== Given exercise ==
Please quote every line word for word.
-- start of Available data --
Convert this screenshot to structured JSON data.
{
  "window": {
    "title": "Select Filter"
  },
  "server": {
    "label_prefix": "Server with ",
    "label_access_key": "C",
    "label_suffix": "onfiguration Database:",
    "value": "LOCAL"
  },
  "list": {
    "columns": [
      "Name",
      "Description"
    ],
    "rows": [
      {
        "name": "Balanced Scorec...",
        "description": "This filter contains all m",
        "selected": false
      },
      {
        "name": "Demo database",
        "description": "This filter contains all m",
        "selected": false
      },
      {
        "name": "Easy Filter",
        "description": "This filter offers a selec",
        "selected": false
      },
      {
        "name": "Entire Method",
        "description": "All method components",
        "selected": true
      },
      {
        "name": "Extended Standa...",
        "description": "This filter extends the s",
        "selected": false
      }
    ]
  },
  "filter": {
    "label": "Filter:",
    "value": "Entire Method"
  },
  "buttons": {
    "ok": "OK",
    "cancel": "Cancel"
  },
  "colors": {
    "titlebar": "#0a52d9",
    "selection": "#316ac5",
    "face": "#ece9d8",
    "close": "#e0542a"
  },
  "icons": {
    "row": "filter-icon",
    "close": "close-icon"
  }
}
-- end of Available data --
== Result of the task ==
Convert this screenshot to structured JSON data.
{
  "window": {
    "title": "Select Filter"
  },
  "server": {
    "label_prefix": "Server with ",
    "label_access_key": "C",
    "label_suffix": "onfiguration Database:",
    "value": "LOCAL"
  },
  "list": {
    "columns": [
      "Name",
      "Description"
    ],
    "rows": [
      {
        "name": "Balanced Scorec...",
        "description": "This filter contains all m",
        "selected": false
      },
      {
        "name": "Demo database",
        "description": "This filter contains all m",
        "selected": false
      },
      {
        "name": "Easy Filter",
        "description": "This filter offers a selec",
        "selected": false
      },
      {
        "name": "Entire Method",
        "description": "All method components",
        "selected": true
      },
      {
        "name": "Extended Standa...",
        "description": "This filter extends the s",
        "selected": false
      }
    ]
  },
  "filter": {
    "label": "Filter:",
    "value": "Entire Method"
  },
  "buttons": {
    "ok": "OK",
    "cancel": "Cancel"
  },
  "colors": {
    "titlebar": "#0a52d9",
    "selection": "#316ac5",
    "face": "#ece9d8",
    "close": "#e0542a"
  },
  "icons": {
    "row": "filter-icon",
    "close": "close-icon"
  }
}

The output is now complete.